***** INPUT ROWS *****

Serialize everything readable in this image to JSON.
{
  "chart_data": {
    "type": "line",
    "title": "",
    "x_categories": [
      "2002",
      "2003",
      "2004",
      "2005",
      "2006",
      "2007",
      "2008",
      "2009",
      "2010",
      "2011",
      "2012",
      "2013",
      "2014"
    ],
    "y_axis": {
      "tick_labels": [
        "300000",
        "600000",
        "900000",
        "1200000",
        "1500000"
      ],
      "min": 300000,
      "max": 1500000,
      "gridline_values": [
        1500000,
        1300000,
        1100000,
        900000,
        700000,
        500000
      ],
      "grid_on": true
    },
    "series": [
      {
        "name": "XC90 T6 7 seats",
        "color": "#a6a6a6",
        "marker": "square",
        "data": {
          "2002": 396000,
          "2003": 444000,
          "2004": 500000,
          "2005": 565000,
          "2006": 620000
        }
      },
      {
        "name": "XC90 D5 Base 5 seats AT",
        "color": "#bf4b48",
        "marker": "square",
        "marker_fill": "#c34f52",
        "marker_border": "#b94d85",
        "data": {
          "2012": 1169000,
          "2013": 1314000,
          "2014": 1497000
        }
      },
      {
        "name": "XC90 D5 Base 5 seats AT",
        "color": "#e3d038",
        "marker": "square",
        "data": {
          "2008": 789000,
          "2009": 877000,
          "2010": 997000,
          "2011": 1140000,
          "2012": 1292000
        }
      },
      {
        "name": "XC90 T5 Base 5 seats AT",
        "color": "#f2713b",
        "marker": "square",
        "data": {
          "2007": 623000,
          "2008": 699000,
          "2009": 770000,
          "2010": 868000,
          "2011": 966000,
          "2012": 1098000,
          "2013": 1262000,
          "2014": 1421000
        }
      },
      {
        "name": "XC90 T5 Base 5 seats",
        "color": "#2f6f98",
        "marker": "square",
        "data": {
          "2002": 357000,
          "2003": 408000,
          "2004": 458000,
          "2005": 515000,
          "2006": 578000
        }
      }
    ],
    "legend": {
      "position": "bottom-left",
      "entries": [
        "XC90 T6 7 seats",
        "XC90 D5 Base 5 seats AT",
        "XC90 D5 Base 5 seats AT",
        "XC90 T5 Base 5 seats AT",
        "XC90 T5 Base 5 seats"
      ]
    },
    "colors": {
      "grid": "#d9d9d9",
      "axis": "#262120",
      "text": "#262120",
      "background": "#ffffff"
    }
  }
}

*****

Print the complete listing again, exactly as it stands.

EXERCISE RESULT:
Serialize everything readable in this image to JSON.
{
  "chart_data": {
    "type": "line",
    "title": "",
    "x_categories": [
      "2002",
      "2003",
      "2004",
      "2005",
      "2006",
      "2007",
      "2008",
      "2009",
      "2010",
      "2011",
      "2012",
      "2013",
      "2014"
    ],
    "y_axis": {
      "tick_labels": [
        "300000",
        "600000",
        "900000",
        "1200000",
        "1500000"
      ],
      "min": 300000,
      "max": 1500000,
      "gridline_values": [
        1500000,
        1300000,
        1100000,
        900000,
        700000,
        500000
      ],
      "grid_on": true
    },
    "series": [
      {
        "name": "XC90 T6 7 seats",
        "color": "#a6a6a6",
        "marker": "square",
        "data": {
          "2002": 396000,
          "2003": 444000,
          "2004": 500000,
          "2005": 565000,
          "2006": 620000
        }
      },
      {
        "name": "XC90 D5 Base 5 seats AT",
        "color": "#bf4b48",
        "marker": "square",
        "marker_fill": "#c34f52",
        "marker_border": "#b94d85",
        "data": {
          "2012": 1169000,
          "2013": 1314000,
          "2014": 1497000
        }
      },
      {
        "name": "XC90 D5 Base 5 seats AT",
        "color": "#e3d038",
        "marker": "square",
        "data": {
          "2008": 789000,
          "2009": 877000,
          "2010": 997000,
          "2011": 1140000,
          "2012": 1292000
        }
      },
      {
        "name": "XC90 T5 Base 5 seats AT",
        "color": "#f2713b",
        "marker": "square",
        "data": {
          "2007": 623000,
          "2008": 699000,
          "2009": 770000,
          "2010": 868000,
          "2011": 966000,
          "2012": 1098000,
          "2013": 1262000,
          "2014": 1421000
        }
      },
      {
        "name": "XC90 T5 Base 5 seats",
        "color": "#2f6f98",
        "marker": "square",
        "data": {
          "2002": 357000,
          "2003": 408000,
          "2004": 458000,
          "2005": 515000,
          "2006": 578000
        }
      }
    ],
    "legend": {
      "position": "bottom-left",
      "entries": [
        "XC90 T6 7 seats",
        "XC90 D5 Base 5 seats AT",
        "XC90 D5 Base 5 seats AT",
        "XC90 T5 Base 5 seats AT",
        "XC90 T5 Base 5 seats"
      ]
    },
    "colors": {
      "grid": "#d9d9d9",
      "axis": "#262120",
      "text": "#262120",
      "background": "#ffffff"
    }
  }
}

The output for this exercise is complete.